Friday, January 28, 2011

State Senator Mark Obenshain Reviews The General Assembly Session


Mark Obenshain represents the Virginia 26th state senate district, which includes Harrisonburg.

We are edging closer to crossover, the day when all Senate bills are transmitted to the House and vice versa. In the Senate alone, 741 bills and 136 resolutions have been introduced, with many hot-button issues represented.
I haven’t shied away from those issues.
Eminent domain reform (SJ 307), for instance. It was heard by the subcommittee this week. Unfortunately, the subcommittee failed to report the bill – not a huge surprise, as the subcommittee is actually more hostile to property rights than the full Privileges & Elections (P&E) Committee.
Fortunately, in the Senate, bills aren’t supposed to be able to die in subcommittee; they get a vote in full committee whatever the recommendation of the subcommittee. Or at least that’s how it used to be – but more on that later. Suffice it to say, Democrats on the committee threw out the rule book to kill eight bills and amendments on which they didn’t want to cast recorded votes, and my eminent domain reform amendment is slated to be the next victim.
 A revised version of the bill I’ve carried to close the “triggerman loophole” (SB 1200) received a positive recommendation in subcommittee this week and goes to the full committee next week. Under this bill, accessories who share the willful, deliberate, and premeditative intent to commit a rape-murder, but did not himself pull the trigger, can be prosecuted for capital murder. This is a scaled back version of the triggerman bill that I have carried in the past that would close the loophole altogether.
My bill (SB 1195) ensuring that slots parlors don’t take hold in Virginia under the guise of “sweepstakes” is also moving forward. This bill, which is supported by the Attorney General and enjoys broad bipartisan support, passed subcommittee with a favorable recommendation yesterday, and I am very optimistic of its chances of passage.
IF you want to know more about this issue and the problems these ventures pose to our communities, take a look at this article.
 Elsewhere, I carried legislation designed to improve educational opportunity for children in struggling public schools. My SB 1320, a bill to make charter schools viable in Virginia, was heard before an Education and Health subcommittee earlier this week, but three Democrats and the Virginia Educators Association (I know, it’s redundant) said no.
The bill contained several tweaks, modest in themselves, that removed huge roadblocks to creating successful charter schools. For example, even though charters are public schools, their employees are not eligible to participate in the Virginia Retirement System – this despite the fact that they receive paychecks from the public school division.
These are modest changes, but they would have helped create a framework of real, workable public charters in Virginia, like they have in Philadelphia, New Orleans, Minneapolis, Washington, D.C., and elsewhere The left has hobbled the charter school movement here: while charter schools elsewhere in the country serve over 1.5 million children across 5,000 schools, Virginia has but three charter schools – and that number hasn’t moved for a long time.
-------
THINGS TO DO.
1. In the General Assembly session post, restate the stretch from "The bill contained" through "public school division.", swapping "Virginia Retirement System" for "state pension plan".
2. Transcribe the listing from its first line through the line containing "y-axis-title-char: 電 — [26, 158, 44, 178]", both included.
The listing that follows is unrelated to the post about the General Assembly session.

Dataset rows
-------
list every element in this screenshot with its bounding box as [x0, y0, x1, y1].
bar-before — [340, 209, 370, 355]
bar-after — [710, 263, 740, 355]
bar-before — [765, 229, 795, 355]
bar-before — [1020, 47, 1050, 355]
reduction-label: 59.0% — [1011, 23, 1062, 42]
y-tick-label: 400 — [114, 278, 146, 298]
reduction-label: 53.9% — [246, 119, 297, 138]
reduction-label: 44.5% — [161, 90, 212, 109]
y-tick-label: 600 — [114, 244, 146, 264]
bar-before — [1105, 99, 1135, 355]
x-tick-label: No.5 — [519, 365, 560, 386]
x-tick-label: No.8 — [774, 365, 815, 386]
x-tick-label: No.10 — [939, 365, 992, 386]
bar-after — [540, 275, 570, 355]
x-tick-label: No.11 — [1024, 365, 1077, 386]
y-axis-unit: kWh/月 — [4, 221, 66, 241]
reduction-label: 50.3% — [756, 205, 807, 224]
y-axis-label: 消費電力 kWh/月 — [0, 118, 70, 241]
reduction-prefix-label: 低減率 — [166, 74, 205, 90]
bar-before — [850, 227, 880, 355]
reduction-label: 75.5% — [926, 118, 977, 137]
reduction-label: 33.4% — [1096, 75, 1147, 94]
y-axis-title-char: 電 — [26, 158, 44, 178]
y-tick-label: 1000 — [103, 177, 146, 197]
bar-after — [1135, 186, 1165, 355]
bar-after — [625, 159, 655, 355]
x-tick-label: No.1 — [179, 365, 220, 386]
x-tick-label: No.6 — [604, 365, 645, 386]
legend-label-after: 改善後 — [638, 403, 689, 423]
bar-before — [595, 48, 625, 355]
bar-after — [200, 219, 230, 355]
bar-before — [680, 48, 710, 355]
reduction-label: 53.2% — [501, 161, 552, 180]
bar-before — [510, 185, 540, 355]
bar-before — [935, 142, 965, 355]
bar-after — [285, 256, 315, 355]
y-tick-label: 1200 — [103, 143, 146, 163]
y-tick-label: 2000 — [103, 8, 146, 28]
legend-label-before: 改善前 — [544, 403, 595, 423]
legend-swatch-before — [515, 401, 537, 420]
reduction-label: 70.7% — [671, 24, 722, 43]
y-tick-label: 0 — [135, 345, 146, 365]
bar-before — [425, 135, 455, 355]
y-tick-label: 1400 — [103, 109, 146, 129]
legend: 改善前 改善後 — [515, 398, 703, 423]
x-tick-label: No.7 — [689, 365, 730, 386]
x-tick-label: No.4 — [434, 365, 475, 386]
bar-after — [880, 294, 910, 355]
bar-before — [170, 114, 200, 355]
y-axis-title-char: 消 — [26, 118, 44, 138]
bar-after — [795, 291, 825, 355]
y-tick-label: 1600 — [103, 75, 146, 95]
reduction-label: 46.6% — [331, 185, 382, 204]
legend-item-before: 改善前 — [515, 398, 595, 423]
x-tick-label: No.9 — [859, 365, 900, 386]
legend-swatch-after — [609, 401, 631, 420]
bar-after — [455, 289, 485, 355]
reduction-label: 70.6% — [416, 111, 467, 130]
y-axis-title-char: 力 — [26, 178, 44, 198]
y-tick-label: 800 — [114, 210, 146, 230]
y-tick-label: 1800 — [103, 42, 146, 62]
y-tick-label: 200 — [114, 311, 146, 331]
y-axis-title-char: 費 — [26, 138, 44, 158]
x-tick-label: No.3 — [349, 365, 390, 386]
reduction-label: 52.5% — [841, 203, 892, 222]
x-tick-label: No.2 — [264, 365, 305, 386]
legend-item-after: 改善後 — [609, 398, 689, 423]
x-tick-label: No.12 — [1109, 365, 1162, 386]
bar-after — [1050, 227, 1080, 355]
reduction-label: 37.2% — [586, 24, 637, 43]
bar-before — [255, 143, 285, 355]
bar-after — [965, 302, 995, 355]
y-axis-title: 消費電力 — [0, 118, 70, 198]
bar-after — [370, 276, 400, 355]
-------
SOLUTIONS TO THE EXERCISE.
1.
The bill contained several tweaks, modest in themselves, that removed huge roadblocks to creating successful charter schools. For example, even though charters are public schools, their employees are not eligible to participate in the state pension plan – this despite the fact that they receive paychecks from the public school division.

2.
list every element in this screenshot with its bounding box as [x0, y0, x1, y1].
bar-before — [340, 209, 370, 355]
bar-after — [710, 263, 740, 355]
bar-before — [765, 229, 795, 355]
bar-before — [1020, 47, 1050, 355]
reduction-label: 59.0% — [1011, 23, 1062, 42]
y-tick-label: 400 — [114, 278, 146, 298]
reduction-label: 53.9% — [246, 119, 297, 138]
reduction-label: 44.5% — [161, 90, 212, 109]
y-tick-label: 600 — [114, 244, 146, 264]
bar-before — [1105, 99, 1135, 355]
x-tick-label: No.5 — [519, 365, 560, 386]
x-tick-label: No.8 — [774, 365, 815, 386]
x-tick-label: No.10 — [939, 365, 992, 386]
bar-after — [540, 275, 570, 355]
x-tick-label: No.11 — [1024, 365, 1077, 386]
y-axis-unit: kWh/月 — [4, 221, 66, 241]
reduction-label: 50.3% — [756, 205, 807, 224]
y-axis-label: 消費電力 kWh/月 — [0, 118, 70, 241]
reduction-prefix-label: 低減率 — [166, 74, 205, 90]
bar-before — [850, 227, 880, 355]
reduction-label: 75.5% — [926, 118, 977, 137]
reduction-label: 33.4% — [1096, 75, 1147, 94]
y-axis-title-char: 電 — [26, 158, 44, 178]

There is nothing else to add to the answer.